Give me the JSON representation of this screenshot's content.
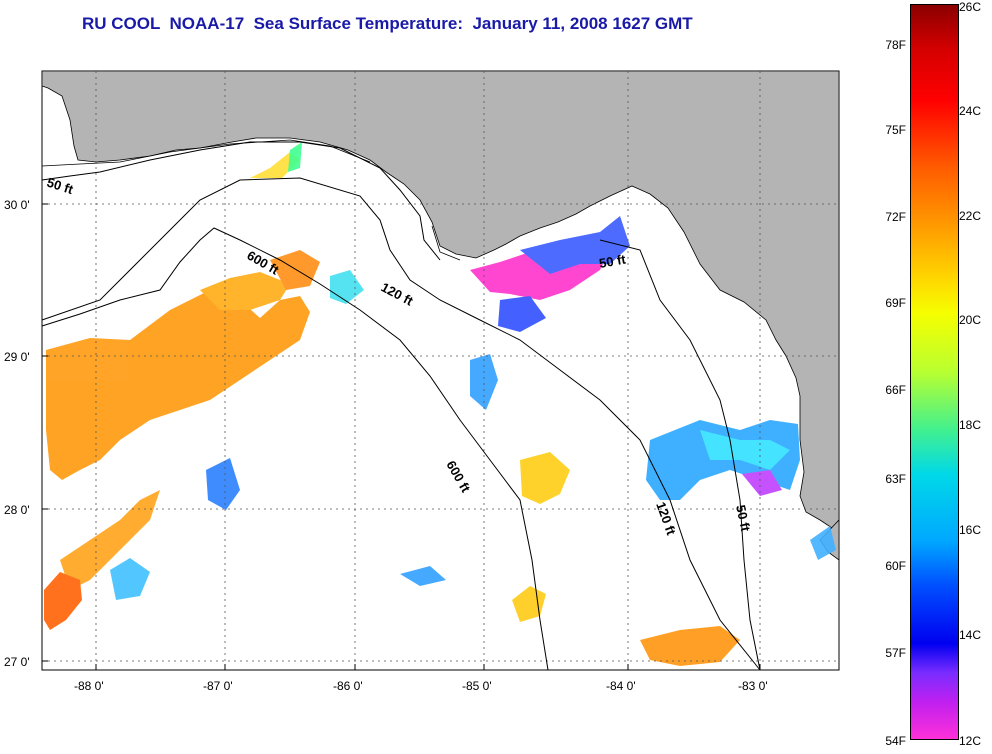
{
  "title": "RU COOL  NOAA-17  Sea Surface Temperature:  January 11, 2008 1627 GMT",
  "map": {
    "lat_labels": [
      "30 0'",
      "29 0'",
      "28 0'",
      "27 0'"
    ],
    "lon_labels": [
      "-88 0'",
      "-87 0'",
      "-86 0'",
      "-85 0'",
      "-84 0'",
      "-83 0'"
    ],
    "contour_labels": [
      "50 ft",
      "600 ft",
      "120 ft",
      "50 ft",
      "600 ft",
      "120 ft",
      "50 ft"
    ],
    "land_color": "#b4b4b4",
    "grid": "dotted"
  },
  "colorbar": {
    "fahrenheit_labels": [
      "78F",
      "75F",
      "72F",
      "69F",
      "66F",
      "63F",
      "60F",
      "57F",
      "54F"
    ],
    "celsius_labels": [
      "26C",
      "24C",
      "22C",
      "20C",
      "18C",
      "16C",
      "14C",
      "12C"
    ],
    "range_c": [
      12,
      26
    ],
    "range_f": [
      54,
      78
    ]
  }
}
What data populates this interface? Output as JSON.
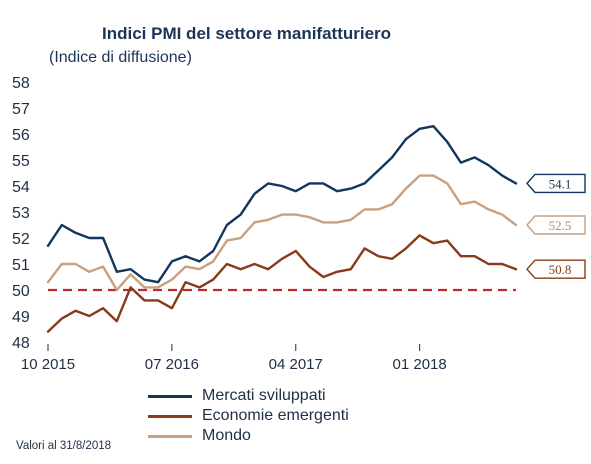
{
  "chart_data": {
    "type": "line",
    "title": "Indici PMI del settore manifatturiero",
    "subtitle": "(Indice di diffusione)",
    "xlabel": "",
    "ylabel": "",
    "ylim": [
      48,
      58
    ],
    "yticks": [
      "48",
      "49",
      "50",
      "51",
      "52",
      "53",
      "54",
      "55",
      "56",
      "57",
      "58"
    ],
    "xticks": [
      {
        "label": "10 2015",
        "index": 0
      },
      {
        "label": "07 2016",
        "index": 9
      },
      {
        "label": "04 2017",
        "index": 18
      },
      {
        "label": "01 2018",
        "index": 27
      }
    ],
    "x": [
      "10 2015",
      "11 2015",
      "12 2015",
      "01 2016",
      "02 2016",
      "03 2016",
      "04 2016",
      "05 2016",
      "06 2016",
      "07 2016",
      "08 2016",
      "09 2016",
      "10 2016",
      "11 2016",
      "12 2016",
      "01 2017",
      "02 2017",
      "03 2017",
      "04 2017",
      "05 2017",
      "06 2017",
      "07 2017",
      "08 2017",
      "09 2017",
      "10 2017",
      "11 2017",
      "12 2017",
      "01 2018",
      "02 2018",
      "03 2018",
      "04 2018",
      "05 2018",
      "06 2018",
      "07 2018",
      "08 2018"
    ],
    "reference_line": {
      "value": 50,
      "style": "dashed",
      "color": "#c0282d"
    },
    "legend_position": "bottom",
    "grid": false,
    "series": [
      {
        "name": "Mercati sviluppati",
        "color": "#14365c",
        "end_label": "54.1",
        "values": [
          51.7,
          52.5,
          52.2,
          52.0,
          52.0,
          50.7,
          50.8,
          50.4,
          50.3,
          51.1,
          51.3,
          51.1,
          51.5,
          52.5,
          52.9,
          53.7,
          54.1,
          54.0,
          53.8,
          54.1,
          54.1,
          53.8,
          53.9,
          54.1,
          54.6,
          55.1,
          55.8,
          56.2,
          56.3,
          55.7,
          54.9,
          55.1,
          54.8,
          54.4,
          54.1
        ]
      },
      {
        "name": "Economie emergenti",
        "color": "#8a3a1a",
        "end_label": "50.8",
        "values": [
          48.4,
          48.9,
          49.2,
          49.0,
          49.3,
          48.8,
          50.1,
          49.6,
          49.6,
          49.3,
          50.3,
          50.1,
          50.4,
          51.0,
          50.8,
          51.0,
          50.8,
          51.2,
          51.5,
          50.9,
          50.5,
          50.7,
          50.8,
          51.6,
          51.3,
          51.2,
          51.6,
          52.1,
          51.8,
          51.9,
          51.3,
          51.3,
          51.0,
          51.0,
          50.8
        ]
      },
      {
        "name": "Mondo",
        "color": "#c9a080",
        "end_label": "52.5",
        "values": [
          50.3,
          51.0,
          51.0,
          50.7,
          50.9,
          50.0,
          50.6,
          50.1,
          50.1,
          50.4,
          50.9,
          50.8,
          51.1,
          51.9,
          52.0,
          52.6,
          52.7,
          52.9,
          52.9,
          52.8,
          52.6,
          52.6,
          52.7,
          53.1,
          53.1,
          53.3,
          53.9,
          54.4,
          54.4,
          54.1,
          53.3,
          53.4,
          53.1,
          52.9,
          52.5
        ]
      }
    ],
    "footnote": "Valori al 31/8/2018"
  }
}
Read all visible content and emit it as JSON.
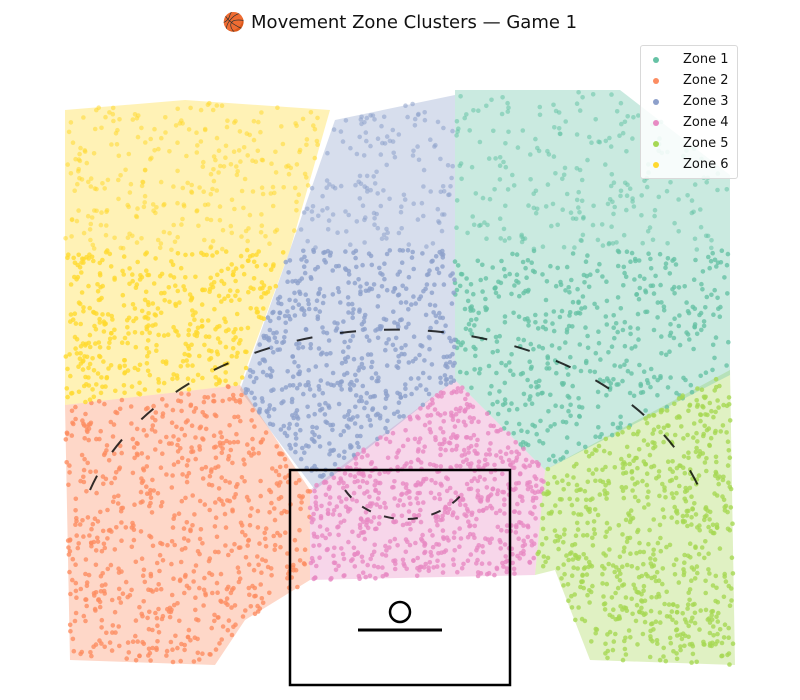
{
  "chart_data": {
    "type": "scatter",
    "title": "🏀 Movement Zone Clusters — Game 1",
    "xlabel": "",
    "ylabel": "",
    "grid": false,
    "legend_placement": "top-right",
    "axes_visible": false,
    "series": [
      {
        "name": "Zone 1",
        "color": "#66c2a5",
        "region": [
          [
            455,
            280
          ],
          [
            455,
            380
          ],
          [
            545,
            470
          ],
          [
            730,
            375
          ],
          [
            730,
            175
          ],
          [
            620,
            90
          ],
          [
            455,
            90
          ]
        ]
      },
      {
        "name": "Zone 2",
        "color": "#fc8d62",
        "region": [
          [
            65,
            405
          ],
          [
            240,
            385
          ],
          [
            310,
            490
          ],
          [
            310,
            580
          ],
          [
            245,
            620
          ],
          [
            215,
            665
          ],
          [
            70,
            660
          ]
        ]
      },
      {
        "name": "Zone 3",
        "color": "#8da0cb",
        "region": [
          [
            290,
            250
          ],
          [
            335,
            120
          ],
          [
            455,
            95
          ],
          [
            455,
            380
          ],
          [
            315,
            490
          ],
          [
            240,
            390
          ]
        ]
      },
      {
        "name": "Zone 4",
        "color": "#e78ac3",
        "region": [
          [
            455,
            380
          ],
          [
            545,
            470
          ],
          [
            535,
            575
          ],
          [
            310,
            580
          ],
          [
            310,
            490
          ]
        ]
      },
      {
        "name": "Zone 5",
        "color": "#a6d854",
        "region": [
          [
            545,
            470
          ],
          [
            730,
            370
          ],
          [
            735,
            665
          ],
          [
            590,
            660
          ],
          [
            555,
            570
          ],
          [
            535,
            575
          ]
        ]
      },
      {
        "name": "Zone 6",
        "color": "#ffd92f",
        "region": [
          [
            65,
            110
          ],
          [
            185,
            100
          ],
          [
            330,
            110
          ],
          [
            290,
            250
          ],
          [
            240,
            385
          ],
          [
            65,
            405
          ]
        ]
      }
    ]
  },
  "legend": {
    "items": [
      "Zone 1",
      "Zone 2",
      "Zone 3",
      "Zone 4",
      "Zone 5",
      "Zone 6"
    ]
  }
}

= = = = = = =

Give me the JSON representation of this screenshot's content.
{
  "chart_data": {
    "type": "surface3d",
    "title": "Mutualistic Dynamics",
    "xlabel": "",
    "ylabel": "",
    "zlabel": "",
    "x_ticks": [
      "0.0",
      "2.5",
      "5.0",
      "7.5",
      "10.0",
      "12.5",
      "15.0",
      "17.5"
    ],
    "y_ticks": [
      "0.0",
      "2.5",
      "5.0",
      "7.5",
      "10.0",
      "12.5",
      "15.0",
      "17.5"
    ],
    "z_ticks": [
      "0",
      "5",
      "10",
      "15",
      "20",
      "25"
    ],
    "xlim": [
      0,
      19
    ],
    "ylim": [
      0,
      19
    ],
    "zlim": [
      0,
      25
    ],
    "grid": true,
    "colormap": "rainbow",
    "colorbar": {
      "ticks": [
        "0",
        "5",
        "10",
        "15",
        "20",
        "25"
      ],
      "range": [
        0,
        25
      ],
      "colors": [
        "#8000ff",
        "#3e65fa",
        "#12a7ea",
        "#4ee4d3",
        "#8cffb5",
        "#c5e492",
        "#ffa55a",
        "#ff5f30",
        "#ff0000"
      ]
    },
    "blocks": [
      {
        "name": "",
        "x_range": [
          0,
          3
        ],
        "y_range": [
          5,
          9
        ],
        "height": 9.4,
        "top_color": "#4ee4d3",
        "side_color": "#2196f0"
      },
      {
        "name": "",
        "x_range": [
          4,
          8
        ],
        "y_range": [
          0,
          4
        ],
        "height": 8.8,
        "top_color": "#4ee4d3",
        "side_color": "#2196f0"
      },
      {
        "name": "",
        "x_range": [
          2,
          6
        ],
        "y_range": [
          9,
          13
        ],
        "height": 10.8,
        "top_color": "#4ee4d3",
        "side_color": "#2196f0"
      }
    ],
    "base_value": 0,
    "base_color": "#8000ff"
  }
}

= = = = = = =

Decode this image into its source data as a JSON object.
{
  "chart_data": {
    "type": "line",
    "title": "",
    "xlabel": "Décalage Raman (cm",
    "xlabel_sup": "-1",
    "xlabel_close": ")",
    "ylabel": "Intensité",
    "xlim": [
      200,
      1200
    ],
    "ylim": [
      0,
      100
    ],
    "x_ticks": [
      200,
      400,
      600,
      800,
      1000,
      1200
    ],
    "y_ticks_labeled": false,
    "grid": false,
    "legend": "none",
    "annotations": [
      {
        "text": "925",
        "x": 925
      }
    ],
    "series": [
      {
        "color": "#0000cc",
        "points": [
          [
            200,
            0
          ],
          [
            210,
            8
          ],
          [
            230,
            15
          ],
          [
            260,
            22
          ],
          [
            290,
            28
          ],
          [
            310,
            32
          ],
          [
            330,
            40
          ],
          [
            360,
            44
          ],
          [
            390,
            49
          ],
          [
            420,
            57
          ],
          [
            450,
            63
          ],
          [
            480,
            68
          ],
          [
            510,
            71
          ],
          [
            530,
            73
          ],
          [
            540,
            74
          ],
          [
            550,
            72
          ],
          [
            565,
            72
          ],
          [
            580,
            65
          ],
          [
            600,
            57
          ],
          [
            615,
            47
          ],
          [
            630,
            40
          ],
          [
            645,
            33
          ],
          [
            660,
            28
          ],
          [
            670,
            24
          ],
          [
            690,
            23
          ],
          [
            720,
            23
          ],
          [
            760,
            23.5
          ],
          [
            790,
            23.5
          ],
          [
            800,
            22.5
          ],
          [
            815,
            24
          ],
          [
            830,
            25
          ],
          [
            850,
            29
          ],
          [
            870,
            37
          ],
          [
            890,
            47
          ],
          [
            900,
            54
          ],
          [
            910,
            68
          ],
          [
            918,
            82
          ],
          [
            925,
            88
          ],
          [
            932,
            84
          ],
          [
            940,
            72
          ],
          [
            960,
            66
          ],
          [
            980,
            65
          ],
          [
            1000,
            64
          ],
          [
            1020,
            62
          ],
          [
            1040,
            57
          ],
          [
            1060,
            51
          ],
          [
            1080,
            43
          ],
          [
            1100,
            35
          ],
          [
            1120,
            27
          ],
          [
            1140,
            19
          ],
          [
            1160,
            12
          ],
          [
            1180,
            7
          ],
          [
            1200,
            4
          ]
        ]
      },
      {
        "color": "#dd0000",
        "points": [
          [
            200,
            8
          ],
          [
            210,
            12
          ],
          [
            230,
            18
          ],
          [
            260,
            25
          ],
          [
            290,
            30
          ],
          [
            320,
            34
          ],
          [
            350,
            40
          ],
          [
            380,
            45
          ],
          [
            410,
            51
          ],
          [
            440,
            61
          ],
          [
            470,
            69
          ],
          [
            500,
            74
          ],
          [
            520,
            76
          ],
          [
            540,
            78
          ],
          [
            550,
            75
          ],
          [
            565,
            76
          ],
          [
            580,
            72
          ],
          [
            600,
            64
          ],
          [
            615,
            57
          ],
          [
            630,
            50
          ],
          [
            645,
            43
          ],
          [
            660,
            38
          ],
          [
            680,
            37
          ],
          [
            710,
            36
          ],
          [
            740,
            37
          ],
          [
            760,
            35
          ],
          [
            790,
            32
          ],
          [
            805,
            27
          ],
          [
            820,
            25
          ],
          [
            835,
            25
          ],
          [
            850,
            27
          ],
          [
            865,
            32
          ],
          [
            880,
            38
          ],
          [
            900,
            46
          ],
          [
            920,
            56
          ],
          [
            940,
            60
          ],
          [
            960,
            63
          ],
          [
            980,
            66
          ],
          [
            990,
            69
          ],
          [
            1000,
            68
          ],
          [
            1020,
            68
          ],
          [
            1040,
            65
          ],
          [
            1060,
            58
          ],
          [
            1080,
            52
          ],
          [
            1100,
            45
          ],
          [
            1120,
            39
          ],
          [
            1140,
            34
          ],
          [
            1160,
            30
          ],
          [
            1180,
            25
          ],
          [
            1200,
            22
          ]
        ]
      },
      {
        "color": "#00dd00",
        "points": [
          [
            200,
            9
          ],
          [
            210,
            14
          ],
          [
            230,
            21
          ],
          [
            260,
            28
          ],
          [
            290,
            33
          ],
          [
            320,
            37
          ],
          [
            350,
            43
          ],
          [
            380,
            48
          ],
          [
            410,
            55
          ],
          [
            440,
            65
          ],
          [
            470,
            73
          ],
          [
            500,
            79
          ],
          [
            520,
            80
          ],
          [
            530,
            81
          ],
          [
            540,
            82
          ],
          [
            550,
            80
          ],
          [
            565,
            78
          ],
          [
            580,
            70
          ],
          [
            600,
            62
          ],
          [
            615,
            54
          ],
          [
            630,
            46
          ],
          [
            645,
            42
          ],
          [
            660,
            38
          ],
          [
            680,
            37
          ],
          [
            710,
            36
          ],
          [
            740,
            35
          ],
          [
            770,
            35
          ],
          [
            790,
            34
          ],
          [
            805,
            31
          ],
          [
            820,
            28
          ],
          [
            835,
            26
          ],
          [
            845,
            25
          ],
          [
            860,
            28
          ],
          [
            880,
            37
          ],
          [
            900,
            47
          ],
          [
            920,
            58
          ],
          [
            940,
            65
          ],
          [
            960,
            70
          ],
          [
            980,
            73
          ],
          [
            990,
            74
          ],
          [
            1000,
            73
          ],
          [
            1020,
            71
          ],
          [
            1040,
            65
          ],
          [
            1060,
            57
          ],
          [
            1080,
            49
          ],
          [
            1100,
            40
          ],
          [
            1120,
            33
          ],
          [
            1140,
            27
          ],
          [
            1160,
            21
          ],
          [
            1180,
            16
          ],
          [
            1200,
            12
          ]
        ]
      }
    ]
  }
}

= = = = = = =

▶ WHAT THE TASK REQUIRES: Of all the lines in the data above, state how many include "JSON". Say only the number.

▶ COMPLETE RESPONSE: 5